> Supplied information
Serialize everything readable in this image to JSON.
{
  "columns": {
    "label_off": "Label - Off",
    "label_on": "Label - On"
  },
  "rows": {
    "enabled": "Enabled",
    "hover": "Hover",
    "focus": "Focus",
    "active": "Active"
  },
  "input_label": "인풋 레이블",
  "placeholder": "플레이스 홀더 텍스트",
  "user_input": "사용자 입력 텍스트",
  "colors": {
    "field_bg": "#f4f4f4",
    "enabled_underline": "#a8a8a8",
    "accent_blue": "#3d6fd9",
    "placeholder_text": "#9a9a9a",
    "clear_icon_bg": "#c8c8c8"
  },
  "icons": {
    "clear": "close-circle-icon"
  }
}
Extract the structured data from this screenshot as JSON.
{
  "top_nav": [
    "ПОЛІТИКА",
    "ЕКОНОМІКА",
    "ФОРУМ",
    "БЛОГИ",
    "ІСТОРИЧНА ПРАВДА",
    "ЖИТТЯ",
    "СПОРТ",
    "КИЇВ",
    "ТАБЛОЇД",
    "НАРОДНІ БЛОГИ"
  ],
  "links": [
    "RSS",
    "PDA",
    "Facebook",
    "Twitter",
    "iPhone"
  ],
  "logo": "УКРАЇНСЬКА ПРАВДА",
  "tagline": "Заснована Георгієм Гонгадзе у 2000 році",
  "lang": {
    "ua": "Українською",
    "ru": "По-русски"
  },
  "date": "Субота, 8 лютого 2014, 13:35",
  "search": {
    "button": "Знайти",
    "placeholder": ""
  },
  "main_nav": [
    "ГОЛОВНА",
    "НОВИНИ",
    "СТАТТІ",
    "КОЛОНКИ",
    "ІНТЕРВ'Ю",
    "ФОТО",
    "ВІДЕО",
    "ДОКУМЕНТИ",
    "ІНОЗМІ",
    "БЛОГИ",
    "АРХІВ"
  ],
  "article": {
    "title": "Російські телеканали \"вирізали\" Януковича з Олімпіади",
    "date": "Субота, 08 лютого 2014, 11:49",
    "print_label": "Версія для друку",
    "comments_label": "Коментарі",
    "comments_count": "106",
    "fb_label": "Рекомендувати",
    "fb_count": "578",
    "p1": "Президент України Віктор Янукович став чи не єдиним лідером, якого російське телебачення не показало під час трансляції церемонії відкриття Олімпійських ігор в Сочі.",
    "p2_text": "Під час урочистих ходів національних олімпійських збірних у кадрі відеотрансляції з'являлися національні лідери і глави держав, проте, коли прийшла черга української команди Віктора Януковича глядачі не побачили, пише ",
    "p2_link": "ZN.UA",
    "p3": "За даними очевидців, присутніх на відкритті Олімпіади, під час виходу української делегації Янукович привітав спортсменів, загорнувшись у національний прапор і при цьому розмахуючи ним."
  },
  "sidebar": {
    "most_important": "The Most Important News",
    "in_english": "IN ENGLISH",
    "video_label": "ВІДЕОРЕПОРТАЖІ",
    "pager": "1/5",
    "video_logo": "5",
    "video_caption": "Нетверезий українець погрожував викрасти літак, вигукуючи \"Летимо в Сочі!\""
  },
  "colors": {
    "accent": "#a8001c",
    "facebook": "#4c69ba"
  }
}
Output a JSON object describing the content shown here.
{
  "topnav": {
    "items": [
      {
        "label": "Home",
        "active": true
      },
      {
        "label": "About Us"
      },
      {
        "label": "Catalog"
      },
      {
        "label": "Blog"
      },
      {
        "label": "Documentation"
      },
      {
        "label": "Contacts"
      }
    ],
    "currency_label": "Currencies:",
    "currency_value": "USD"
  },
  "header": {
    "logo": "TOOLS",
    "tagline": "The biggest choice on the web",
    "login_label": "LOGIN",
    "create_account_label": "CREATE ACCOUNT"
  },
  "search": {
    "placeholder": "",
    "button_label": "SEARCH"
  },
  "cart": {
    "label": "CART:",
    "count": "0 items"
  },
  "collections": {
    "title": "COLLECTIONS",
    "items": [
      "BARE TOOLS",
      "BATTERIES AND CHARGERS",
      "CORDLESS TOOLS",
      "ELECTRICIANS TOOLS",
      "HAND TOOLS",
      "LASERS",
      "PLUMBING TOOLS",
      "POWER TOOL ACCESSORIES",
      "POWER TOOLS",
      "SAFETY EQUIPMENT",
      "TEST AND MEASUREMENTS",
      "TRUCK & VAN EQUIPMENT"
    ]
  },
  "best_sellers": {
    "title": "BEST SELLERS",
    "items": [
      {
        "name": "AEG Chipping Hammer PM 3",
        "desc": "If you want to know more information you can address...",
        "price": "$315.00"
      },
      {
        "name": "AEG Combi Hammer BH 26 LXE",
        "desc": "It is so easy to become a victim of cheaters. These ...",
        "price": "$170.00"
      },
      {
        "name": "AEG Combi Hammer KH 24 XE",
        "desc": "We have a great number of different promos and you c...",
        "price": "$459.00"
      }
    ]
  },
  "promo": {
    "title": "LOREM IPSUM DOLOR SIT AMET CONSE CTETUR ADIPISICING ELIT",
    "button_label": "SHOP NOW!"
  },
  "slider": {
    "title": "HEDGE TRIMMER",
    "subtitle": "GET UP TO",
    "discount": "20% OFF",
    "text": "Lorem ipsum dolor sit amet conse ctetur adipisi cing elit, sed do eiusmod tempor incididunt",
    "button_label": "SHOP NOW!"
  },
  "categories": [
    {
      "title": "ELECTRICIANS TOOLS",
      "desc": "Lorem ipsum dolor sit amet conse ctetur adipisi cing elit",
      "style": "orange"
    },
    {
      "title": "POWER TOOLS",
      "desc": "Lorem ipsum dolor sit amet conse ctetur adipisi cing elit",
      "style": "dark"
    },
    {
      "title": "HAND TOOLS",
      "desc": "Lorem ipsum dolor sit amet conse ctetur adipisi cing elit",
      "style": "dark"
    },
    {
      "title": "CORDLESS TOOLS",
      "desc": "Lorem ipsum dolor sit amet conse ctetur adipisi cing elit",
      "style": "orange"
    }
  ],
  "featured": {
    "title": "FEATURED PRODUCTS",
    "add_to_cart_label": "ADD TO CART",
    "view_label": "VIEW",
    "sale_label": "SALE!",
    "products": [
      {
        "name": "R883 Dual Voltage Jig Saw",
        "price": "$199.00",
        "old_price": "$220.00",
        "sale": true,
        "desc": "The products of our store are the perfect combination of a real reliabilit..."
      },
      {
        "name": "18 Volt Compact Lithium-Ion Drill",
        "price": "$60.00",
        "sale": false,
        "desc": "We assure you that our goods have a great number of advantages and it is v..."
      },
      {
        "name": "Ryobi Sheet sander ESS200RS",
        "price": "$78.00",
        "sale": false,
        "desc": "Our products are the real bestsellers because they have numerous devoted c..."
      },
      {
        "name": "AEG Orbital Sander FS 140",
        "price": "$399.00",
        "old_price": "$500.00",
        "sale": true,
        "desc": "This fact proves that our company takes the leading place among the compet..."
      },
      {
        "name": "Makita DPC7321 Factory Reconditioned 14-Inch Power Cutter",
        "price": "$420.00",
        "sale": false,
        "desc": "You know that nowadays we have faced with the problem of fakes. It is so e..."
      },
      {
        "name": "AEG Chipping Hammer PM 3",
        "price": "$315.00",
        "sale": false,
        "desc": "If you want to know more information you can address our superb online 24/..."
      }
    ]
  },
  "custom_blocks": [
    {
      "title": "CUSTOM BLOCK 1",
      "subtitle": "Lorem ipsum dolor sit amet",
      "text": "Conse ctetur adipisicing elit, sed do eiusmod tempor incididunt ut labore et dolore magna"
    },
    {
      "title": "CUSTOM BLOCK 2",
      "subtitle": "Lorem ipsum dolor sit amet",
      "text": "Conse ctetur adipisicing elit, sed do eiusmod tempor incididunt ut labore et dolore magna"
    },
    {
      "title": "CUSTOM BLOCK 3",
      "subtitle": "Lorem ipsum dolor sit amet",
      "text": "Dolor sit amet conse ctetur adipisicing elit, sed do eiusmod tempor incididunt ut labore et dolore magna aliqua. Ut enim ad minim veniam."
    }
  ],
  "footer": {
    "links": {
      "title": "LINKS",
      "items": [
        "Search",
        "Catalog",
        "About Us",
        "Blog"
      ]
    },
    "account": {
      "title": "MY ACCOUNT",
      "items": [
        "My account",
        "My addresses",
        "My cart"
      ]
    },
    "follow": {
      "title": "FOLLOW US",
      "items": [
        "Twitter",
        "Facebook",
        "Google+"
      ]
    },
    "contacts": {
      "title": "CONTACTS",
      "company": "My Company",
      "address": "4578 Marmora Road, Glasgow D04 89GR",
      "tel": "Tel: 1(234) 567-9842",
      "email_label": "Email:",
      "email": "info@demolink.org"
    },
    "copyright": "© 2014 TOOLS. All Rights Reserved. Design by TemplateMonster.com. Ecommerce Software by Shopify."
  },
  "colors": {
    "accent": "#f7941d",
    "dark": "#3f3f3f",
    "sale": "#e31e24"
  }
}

> Problem to work on
Pull out all lines from the entries above in which the word "EQUIPMENT" appears.

> Solution to this task
      "SAFETY EQUIPMENT",
      "TRUCK & VAN EQUIPMENT"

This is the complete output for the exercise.